## Data in this exercise
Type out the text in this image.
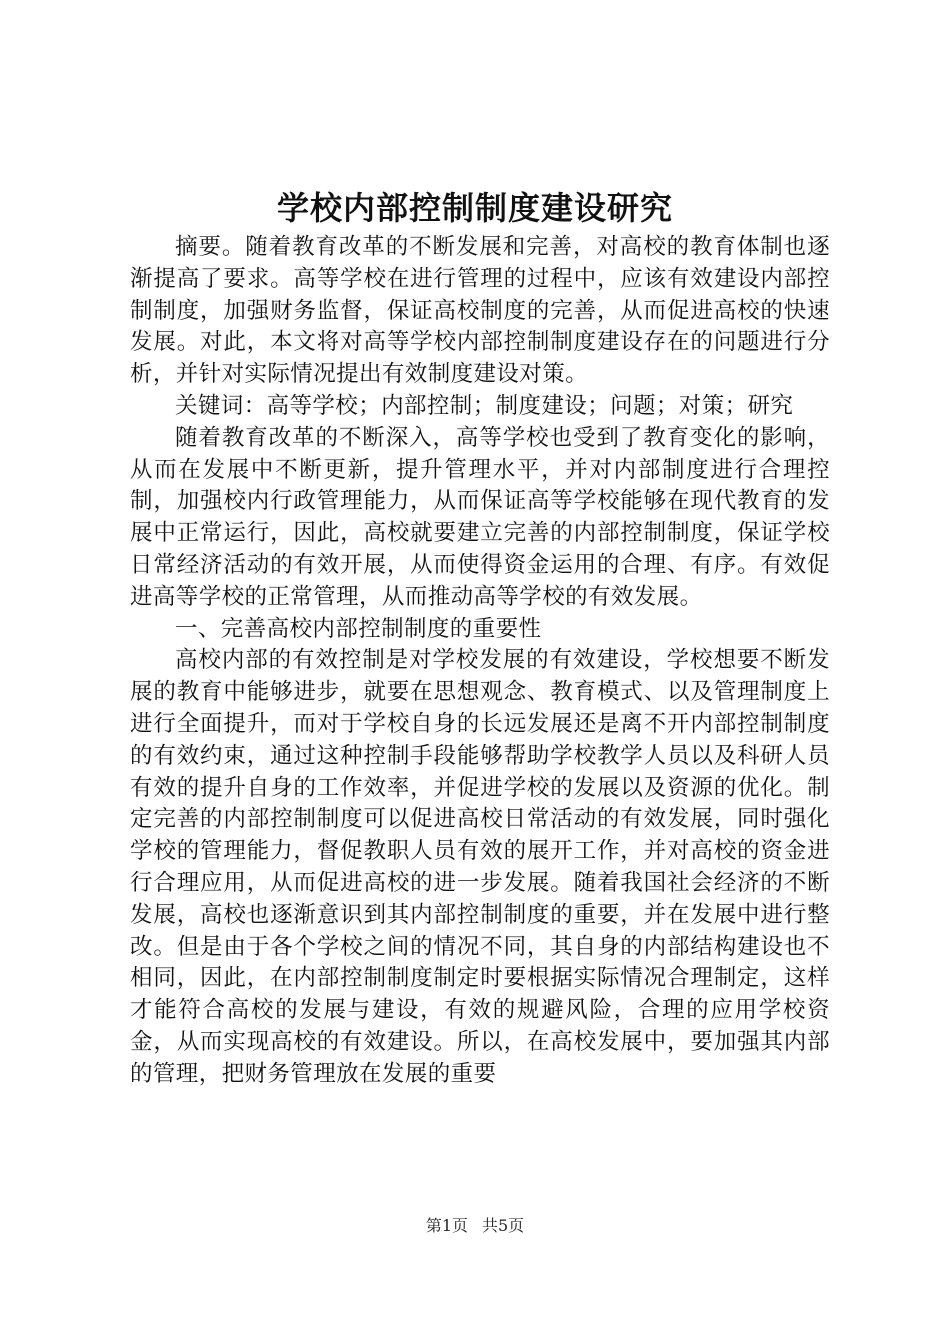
学校内部控制制度建设研究

摘要。随着教育改革的不断发展和完善，对高校的教育体制也逐渐提高了要求。高等学校在进行管理的过程中，应该有效建设内部控制制度，加强财务监督，保证高校制度的完善，从而促进高校的快速发展。对此，本文将对高等学校内部控制制度建设存在的问题进行分析，并针对实际情况提出有效制度建设对策。

关键词：高等学校；内部控制；制度建设；问题；对策；研究

随着教育改革的不断深入，高等学校也受到了教育变化的影响，从而在发展中不断更新，提升管理水平，并对内部制度进行合理控制，加强校内行政管理能力，从而保证高等学校能够在现代教育的发展中正常运行，因此，高校就要建立完善的内部控制制度，保证学校日常经济活动的有效开展，从而使得资金运用的合理、有序。有效促进高等学校的正常管理，从而推动高等学校的有效发展。

一、完善高校内部控制制度的重要性

高校内部的有效控制是对学校发展的有效建设，学校想要不断发展的教育中能够进步，就要在思想观念、教育模式、以及管理制度上进行全面提升，而对于学校自身的长远发展还是离不开内部控制制度的有效约束，通过这种控制手段能够帮助学校教学人员以及科研人员有效的提升自身的工作效率，并促进学校的发展以及资源的优化。制定完善的内部控制制度可以促进高校日常活动的有效发展，同时强化学校的管理能力，督促教职人员有效的展开工作，并对高校的资金进行合理应用，从而促进高校的进一步发展。随着我国社会经济的不断发展，高校也逐渐意识到其内部控制制度的重要，并在发展中进行整改。但是由于各个学校之间的情况不同，其自身的内部结构建设也不相同，因此，在内部控制制度制定时要根据实际情况合理制定，这样才能符合高校的发展与建设，有效的规避风险，合理的应用学校资金，从而实现高校的有效建设。所以，在高校发展中，要加强其内部的管理，把财务管理放在发展的重要

第1页 共5页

## Exercise
Set the entries down again exactly. Do not include the images.

## Right answer
Type out the text in this image.
学校内部控制制度建设研究

摘要。随着教育改革的不断发展和完善，对高校的教育体制也逐渐提高了要求。高等学校在进行管理的过程中，应该有效建设内部控制制度，加强财务监督，保证高校制度的完善，从而促进高校的快速发展。对此，本文将对高等学校内部控制制度建设存在的问题进行分析，并针对实际情况提出有效制度建设对策。

关键词：高等学校；内部控制；制度建设；问题；对策；研究

随着教育改革的不断深入，高等学校也受到了教育变化的影响，从而在发展中不断更新，提升管理水平，并对内部制度进行合理控制，加强校内行政管理能力，从而保证高等学校能够在现代教育的发展中正常运行，因此，高校就要建立完善的内部控制制度，保证学校日常经济活动的有效开展，从而使得资金运用的合理、有序。有效促进高等学校的正常管理，从而推动高等学校的有效发展。

一、完善高校内部控制制度的重要性

高校内部的有效控制是对学校发展的有效建设，学校想要不断发展的教育中能够进步，就要在思想观念、教育模式、以及管理制度上进行全面提升，而对于学校自身的长远发展还是离不开内部控制制度的有效约束，通过这种控制手段能够帮助学校教学人员以及科研人员有效的提升自身的工作效率，并促进学校的发展以及资源的优化。制定完善的内部控制制度可以促进高校日常活动的有效发展，同时强化学校的管理能力，督促教职人员有效的展开工作，并对高校的资金进行合理应用，从而促进高校的进一步发展。随着我国社会经济的不断发展，高校也逐渐意识到其内部控制制度的重要，并在发展中进行整改。但是由于各个学校之间的情况不同，其自身的内部结构建设也不相同，因此，在内部控制制度制定时要根据实际情况合理制定，这样才能符合高校的发展与建设，有效的规避风险，合理的应用学校资金，从而实现高校的有效建设。所以，在高校发展中，要加强其内部的管理，把财务管理放在发展的重要

第1页 共5页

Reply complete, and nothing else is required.